>> Start
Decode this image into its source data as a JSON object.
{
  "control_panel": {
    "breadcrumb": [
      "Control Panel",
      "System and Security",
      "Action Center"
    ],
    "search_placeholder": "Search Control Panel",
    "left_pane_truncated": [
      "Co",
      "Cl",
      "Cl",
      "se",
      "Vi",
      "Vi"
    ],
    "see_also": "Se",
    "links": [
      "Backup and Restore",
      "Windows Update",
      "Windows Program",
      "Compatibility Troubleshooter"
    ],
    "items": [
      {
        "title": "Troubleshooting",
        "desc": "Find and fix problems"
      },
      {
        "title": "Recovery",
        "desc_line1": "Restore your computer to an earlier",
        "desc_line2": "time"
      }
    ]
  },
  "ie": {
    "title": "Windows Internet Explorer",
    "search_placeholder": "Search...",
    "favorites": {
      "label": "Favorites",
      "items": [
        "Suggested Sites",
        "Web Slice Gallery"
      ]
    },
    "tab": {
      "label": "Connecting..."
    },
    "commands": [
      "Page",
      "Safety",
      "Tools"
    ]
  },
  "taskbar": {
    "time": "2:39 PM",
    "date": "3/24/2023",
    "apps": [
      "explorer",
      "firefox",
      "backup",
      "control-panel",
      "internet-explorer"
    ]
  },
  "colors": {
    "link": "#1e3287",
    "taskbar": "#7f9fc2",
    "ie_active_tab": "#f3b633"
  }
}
>> End
Exercise details >>
Copy down the material exactly as written.

Task output >>
Decode this image into its source data as a JSON object.
{
  "control_panel": {
    "breadcrumb": [
      "Control Panel",
      "System and Security",
      "Action Center"
    ],
    "search_placeholder": "Search Control Panel",
    "left_pane_truncated": [
      "Co",
      "Cl",
      "Cl",
      "se",
      "Vi",
      "Vi"
    ],
    "see_also": "Se",
    "links": [
      "Backup and Restore",
      "Windows Update",
      "Windows Program",
      "Compatibility Troubleshooter"
    ],
    "items": [
      {
        "title": "Troubleshooting",
        "desc": "Find and fix problems"
      },
      {
        "title": "Recovery",
        "desc_line1": "Restore your computer to an earlier",
        "desc_line2": "time"
      }
    ]
  },
  "ie": {
    "title": "Windows Internet Explorer",
    "search_placeholder": "Search...",
    "favorites": {
      "label": "Favorites",
      "items": [
        "Suggested Sites",
        "Web Slice Gallery"
      ]
    },
    "tab": {
      "label": "Connecting..."
    },
    "commands": [
      "Page",
      "Safety",
      "Tools"
    ]
  },
  "taskbar": {
    "time": "2:39 PM",
    "date": "3/24/2023",
    "apps": [
      "explorer",
      "firefox",
      "backup",
      "control-panel",
      "internet-explorer"
    ]
  },
  "colors": {
    "link": "#1e3287",
    "taskbar": "#7f9fc2",
    "ie_active_tab": "#f3b633"
  }
}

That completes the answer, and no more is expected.